* _TASK INSTRUCTIONS_: Scan the lines below for the string "若干意见" and copy every one that has it.

* _THE INPUT_:
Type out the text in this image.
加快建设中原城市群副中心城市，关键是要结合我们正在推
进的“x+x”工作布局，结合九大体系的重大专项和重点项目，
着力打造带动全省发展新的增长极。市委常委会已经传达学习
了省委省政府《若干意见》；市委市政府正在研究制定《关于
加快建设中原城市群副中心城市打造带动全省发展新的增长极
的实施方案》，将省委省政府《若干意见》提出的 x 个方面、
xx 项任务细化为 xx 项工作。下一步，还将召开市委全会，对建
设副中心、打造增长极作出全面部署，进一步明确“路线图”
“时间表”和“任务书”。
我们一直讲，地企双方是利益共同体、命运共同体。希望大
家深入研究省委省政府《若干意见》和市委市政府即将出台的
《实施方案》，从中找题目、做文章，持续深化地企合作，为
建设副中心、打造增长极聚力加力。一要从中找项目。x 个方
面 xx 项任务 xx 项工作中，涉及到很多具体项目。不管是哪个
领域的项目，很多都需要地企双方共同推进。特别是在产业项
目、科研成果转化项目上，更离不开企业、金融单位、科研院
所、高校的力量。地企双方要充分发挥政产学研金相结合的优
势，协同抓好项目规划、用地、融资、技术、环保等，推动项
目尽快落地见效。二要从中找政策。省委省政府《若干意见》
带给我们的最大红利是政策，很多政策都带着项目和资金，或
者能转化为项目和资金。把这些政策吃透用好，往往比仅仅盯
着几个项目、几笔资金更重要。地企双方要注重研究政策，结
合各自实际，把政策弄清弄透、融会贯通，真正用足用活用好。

* _OUTPUT OF THE TASK_:
了省委省政府《若干意见》；市委市政府正在研究制定《关于
的实施方案》，将省委省政府《若干意见》提出的 x 个方面、
家深入研究省委省政府《若干意见》和市委市政府即将出台的
目尽快落地见效。二要从中找政策。省委省政府《若干意见》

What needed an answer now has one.